-- EXCERPT follows --
After obtaining his medical degree from UST, Aquino again chose to go back in his home province, Pampanga, to start his postgraduate internship at a hospital there – Central Luzon Regional Hospital (now named Jose B. Lingad Memorial Regional Hospital or JBL).

== Political career ==

===OIC and Vice-Mayor===

As the elected president of the Kiwanis and Jaycee clubs, Aquino was chosen and appointed as an Officer in Charge or OIC councilor in 1987. His tenure as OIC lasted for 2 months, and was his first real experience in politics.

In 1992, Rosve Henson, who was running for mayor and an acquaintance of Aquino from the Kiwanis Club requested Aquino to be his running mate for vice-mayor in San Fernando. He eventually won, although Henson did not.

===Mayoralty (1995–2004)===

====1995====

Aquino was mayor of San Fernando on three occasions, but his first bid in 1995 for the mayoralty that proved to be the most difficult. He was facing off against the then incumbent Mayor, Paterno “Pat” Guevarra, and other seasoned, better funded and more experienced politicians like Rosve Henson (his former running mate) and Mario Garcia. Surveys also consistently ranked him fourth behind the aforementioned opponents.

However, his strong past performance as vice-mayor, the relentless campaigning of his wife, Edna, and Mario Garcia's endorsement of him later in the campaign (when it was becoming apparent that he too would not win) would prove pivotal and crucial in his bid for the mayoralty. Aquino would later win the election by a mere 1,200 votes against the heavily favored Mayor Pat Guevarra.

====1998 and 2001====

In the 1998 and 2001 elections, Aquino squared off again with his old political rival and former San Fernando Mayor Pat Guevarra. This time however, he would go on to win quite easily and with substantially more votes on both occasions to retain the position of Mayor.

===House of Representatives (2004–2007)===

Portrait of Aquino during the 13th Congress

After his three terms as mayor of San Fernando, He ran for Congress in 2004 and won.

===President and CEO of PhilHealth===

On August 13, 2008, President Gloria Macapagal Arroyo picked Aquino to be the president and CEO of the Philippine Health Insurance Corporation (PhilHealth), a tax-exempt, government owned and controlled corporation (GOCC) of the Philippines, which is attached to the Department of Health.

== Trivia ==

- During his term as the mayor of San Fernando, Aquino lobbied for the cityhood of the then San Fernando town. Three hard years of nonstop campaigning in Congress and in the Senate to turn the 300-year-old town into a city eventually proved triumphant with the ratification of the Republic Act 8990. As a result of this, San Fernando's yearly internal revenue budget significantly grew from P70 million to P 210 million.
- Aquino saved San Fernando from further damage caused by the eruption of Mount Pinatubo and the subsequent lahar and flooding that followed by leading the Save San Fernando Foundation Incorporated (SSFI) which paved way for the construction of Megadike.
-- EXCERPT concluded --
CHECK YOUR UNDERSTANDING:
1. Decide whether each statement agrees with the excerpt on Aquino's career. Answer yes or no and quote the words from the excerpt that settle it. (a) Aquino did his postgraduate internship at Central Luzon Regional Hospital. (b) Rosve Henson won the 1992 race for mayor of San Fernando. (c) Aquino won the 1995 mayoral election by about 12,000 votes.
2. Answer these questions from the excerpt on Aquino's career.
(a) In what year was Aquino appointed an OIC councilor?
(b) Who picked Aquino to be president and CEO of PhilHealth?
(c) To what amount did San Fernando's yearly internal revenue budget grow after cityhood?
3. Copy the passage of the excerpt on Aquino's career starting at "- Aquino saved" and ending at "construction of Megadike.".
The rows are not needed for anything asked about the excerpt on Aquino's career.
-- DATASET ENTRIES follows --
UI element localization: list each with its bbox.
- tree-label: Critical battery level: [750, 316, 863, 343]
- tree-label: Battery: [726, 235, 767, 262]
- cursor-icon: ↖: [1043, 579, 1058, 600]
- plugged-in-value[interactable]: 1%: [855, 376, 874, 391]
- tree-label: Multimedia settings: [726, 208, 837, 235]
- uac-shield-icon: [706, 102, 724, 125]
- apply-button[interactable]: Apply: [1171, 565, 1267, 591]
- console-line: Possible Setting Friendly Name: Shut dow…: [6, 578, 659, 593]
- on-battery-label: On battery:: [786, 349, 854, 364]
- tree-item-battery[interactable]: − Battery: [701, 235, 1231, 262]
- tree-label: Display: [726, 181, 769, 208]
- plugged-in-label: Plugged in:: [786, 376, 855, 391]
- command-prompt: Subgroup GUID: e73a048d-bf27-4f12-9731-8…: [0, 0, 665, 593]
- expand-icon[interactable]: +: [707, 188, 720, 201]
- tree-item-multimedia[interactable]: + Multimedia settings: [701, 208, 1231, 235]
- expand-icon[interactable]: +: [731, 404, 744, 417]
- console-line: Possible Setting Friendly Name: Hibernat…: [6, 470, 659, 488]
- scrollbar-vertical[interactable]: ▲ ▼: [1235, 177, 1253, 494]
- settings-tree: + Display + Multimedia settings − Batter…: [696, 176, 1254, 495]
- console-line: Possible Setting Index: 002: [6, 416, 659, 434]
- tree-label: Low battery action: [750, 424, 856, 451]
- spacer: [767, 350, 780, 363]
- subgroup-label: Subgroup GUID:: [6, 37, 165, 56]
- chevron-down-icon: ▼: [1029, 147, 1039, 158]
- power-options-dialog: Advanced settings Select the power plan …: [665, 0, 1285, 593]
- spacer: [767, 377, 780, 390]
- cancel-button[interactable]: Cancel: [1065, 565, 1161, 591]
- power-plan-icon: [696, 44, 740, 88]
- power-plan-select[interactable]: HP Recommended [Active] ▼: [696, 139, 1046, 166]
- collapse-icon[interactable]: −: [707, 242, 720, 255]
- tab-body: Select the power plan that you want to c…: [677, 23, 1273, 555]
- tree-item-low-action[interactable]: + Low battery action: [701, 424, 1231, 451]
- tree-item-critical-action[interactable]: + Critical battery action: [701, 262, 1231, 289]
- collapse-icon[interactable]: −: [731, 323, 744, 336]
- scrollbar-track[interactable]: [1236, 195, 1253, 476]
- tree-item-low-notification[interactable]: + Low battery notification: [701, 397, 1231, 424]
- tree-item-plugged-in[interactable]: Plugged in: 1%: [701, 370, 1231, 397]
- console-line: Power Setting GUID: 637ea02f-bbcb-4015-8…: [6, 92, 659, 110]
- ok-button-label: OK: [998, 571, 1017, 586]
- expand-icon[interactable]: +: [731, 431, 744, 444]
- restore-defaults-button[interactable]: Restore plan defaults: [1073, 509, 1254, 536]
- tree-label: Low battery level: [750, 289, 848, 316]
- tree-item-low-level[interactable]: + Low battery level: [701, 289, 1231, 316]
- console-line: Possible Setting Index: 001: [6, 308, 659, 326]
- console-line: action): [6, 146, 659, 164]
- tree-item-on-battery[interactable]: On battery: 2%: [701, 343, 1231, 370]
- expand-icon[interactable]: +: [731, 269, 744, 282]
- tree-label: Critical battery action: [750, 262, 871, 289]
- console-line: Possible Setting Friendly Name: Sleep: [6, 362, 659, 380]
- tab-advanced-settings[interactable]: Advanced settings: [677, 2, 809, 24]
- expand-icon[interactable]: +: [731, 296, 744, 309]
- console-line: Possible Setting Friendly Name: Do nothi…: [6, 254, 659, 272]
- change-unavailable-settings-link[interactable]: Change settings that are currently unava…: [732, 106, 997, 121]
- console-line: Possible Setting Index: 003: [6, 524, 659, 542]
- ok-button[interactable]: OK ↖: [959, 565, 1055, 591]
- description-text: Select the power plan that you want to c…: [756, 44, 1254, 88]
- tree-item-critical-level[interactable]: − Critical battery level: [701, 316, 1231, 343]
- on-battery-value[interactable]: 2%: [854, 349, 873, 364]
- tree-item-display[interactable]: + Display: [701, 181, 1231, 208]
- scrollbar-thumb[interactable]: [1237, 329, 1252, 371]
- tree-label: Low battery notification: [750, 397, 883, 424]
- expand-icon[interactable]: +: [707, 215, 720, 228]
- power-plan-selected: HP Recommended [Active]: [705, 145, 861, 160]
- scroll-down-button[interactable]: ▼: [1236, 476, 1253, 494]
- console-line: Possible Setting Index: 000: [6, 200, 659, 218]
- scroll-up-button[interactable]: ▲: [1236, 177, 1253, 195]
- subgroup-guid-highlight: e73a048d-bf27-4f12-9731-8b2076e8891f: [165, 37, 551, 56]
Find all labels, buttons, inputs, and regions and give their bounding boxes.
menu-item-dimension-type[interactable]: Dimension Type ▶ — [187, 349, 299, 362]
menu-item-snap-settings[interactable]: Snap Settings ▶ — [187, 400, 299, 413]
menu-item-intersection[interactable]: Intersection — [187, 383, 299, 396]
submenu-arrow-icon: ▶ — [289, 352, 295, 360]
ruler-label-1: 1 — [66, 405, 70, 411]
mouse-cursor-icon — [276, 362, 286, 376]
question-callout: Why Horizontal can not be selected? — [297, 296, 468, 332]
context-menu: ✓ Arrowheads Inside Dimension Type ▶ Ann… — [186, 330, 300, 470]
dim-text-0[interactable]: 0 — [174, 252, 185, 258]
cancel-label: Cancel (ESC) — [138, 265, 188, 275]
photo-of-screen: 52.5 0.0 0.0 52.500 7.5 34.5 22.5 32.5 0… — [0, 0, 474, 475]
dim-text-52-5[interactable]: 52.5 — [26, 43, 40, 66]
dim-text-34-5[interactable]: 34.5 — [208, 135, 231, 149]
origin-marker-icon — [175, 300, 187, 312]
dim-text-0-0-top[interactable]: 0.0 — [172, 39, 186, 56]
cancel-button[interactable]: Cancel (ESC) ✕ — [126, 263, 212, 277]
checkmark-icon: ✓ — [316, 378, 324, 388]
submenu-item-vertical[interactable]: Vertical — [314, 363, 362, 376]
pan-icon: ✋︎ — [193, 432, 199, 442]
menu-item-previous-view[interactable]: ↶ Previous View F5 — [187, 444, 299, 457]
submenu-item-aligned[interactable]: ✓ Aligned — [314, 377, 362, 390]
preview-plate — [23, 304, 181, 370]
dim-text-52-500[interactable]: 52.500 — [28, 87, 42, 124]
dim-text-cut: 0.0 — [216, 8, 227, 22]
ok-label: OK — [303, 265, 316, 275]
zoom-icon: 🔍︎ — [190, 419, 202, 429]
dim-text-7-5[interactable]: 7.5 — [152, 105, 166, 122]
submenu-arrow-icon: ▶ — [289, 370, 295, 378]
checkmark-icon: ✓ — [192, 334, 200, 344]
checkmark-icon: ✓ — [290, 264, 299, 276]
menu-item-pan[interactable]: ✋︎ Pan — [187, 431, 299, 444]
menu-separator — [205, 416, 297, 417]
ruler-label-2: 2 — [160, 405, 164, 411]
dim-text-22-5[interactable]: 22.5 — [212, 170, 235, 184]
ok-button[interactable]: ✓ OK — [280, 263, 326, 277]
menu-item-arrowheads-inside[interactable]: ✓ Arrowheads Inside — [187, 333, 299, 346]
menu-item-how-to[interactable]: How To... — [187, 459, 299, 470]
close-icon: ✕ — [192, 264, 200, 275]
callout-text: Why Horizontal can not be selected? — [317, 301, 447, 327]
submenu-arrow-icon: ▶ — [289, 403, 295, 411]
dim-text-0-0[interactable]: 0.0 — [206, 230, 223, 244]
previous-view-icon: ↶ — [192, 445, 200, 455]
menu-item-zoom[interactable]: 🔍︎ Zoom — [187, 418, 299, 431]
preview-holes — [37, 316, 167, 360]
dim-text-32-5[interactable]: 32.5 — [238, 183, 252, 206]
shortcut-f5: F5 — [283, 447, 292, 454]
-- DATASET ENTRIES concluded --
EXERCISE RESPONSES:
1.
(a) Yes: "to start his postgraduate internship at a hospital there – Central Luzon Regional Hospital"
(b) No: "He eventually won, although Henson did not."
(c) No: "Aquino would later win the election by a mere 1,200 votes against the heavily favored Mayor Pat Guevarra."

2.
(a) 1987
(b) President Gloria Macapagal Arroyo
(c) P 210 million

3.
- Aquino saved San Fernando from further damage caused by the eruption of Mount Pinatubo and the subsequent lahar and flooding that followed by leading the Save San Fernando Foundation Incorporated (SSFI) which paved way for the construction of Megadike.